### What is being asked
Give the listing again in full, exactly as it appears.

*** Record extracts ***

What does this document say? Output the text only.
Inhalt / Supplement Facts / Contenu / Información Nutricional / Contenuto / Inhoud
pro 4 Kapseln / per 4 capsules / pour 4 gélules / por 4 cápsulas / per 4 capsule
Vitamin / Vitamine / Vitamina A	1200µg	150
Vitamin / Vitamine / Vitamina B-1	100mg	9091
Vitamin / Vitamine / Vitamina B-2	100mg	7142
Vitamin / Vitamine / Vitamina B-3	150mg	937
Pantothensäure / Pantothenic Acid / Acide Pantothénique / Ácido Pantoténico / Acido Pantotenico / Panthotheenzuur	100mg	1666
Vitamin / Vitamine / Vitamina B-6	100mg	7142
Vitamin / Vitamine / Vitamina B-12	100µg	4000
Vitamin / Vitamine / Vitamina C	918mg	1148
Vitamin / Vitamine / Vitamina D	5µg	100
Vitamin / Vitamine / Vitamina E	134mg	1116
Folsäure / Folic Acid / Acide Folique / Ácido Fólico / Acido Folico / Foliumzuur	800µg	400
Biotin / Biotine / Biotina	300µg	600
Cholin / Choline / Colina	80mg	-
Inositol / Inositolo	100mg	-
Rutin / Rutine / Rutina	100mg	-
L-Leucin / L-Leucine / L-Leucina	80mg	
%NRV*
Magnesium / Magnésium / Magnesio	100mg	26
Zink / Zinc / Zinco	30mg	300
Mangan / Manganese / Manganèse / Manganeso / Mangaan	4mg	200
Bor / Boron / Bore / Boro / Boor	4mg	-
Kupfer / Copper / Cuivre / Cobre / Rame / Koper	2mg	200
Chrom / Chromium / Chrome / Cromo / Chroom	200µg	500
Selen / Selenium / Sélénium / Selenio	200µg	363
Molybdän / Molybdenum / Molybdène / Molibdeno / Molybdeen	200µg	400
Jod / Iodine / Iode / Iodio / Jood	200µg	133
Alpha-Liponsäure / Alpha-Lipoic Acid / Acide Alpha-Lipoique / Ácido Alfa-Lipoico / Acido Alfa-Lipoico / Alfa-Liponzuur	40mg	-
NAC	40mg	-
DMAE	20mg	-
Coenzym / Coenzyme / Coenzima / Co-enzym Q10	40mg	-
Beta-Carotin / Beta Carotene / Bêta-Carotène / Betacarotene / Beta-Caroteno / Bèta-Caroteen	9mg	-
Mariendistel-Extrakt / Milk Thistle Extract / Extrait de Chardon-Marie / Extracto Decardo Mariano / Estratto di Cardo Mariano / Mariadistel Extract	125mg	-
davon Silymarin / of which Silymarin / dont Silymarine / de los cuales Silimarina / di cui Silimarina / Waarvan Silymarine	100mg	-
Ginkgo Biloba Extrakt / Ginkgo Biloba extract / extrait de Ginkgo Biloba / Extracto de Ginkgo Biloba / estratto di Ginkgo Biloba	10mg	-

*** End of Record extracts ***

### Task result
What does this document say? Output the text only.
Inhalt / Supplement Facts / Contenu / Información Nutricional / Contenuto / Inhoud
pro 4 Kapseln / per 4 capsules / pour 4 gélules / por 4 cápsulas / per 4 capsule
Vitamin / Vitamine / Vitamina A	1200µg	150
Vitamin / Vitamine / Vitamina B-1	100mg	9091
Vitamin / Vitamine / Vitamina B-2	100mg	7142
Vitamin / Vitamine / Vitamina B-3	150mg	937
Pantothensäure / Pantothenic Acid / Acide Pantothénique / Ácido Pantoténico / Acido Pantotenico / Panthotheenzuur	100mg	1666
Vitamin / Vitamine / Vitamina B-6	100mg	7142
Vitamin / Vitamine / Vitamina B-12	100µg	4000
Vitamin / Vitamine / Vitamina C	918mg	1148
Vitamin / Vitamine / Vitamina D	5µg	100
Vitamin / Vitamine / Vitamina E	134mg	1116
Folsäure / Folic Acid / Acide Folique / Ácido Fólico / Acido Folico / Foliumzuur	800µg	400
Biotin / Biotine / Biotina	300µg	600
Cholin / Choline / Colina	80mg	-
Inositol / Inositolo	100mg	-
Rutin / Rutine / Rutina	100mg	-
L-Leucin / L-Leucine / L-Leucina	80mg	
%NRV*
Magnesium / Magnésium / Magnesio	100mg	26
Zink / Zinc / Zinco	30mg	300
Mangan / Manganese / Manganèse / Manganeso / Mangaan	4mg	200
Bor / Boron / Bore / Boro / Boor	4mg	-
Kupfer / Copper / Cuivre / Cobre / Rame / Koper	2mg	200
Chrom / Chromium / Chrome / Cromo / Chroom	200µg	500
Selen / Selenium / Sélénium / Selenio	200µg	363
Molybdän / Molybdenum / Molybdène / Molibdeno / Molybdeen	200µg	400
Jod / Iodine / Iode / Iodio / Jood	200µg	133
Alpha-Liponsäure / Alpha-Lipoic Acid / Acide Alpha-Lipoique / Ácido Alfa-Lipoico / Acido Alfa-Lipoico / Alfa-Liponzuur	40mg	-
NAC	40mg	-
DMAE	20mg	-
Coenzym / Coenzyme / Coenzima / Co-enzym Q10	40mg	-
Beta-Carotin / Beta Carotene / Bêta-Carotène / Betacarotene / Beta-Caroteno / Bèta-Caroteen	9mg	-
Mariendistel-Extrakt / Milk Thistle Extract / Extrait de Chardon-Marie / Extracto Decardo Mariano / Estratto di Cardo Mariano / Mariadistel Extract	125mg	-
davon Silymarin / of which Silymarin / dont Silymarine / de los cuales Silimarina / di cui Silimarina / Waarvan Silymarine	100mg	-
Ginkgo Biloba Extrakt / Ginkgo Biloba extract / extrait de Ginkgo Biloba / Extracto de Ginkgo Biloba / estratto di Ginkgo Biloba	10mg	-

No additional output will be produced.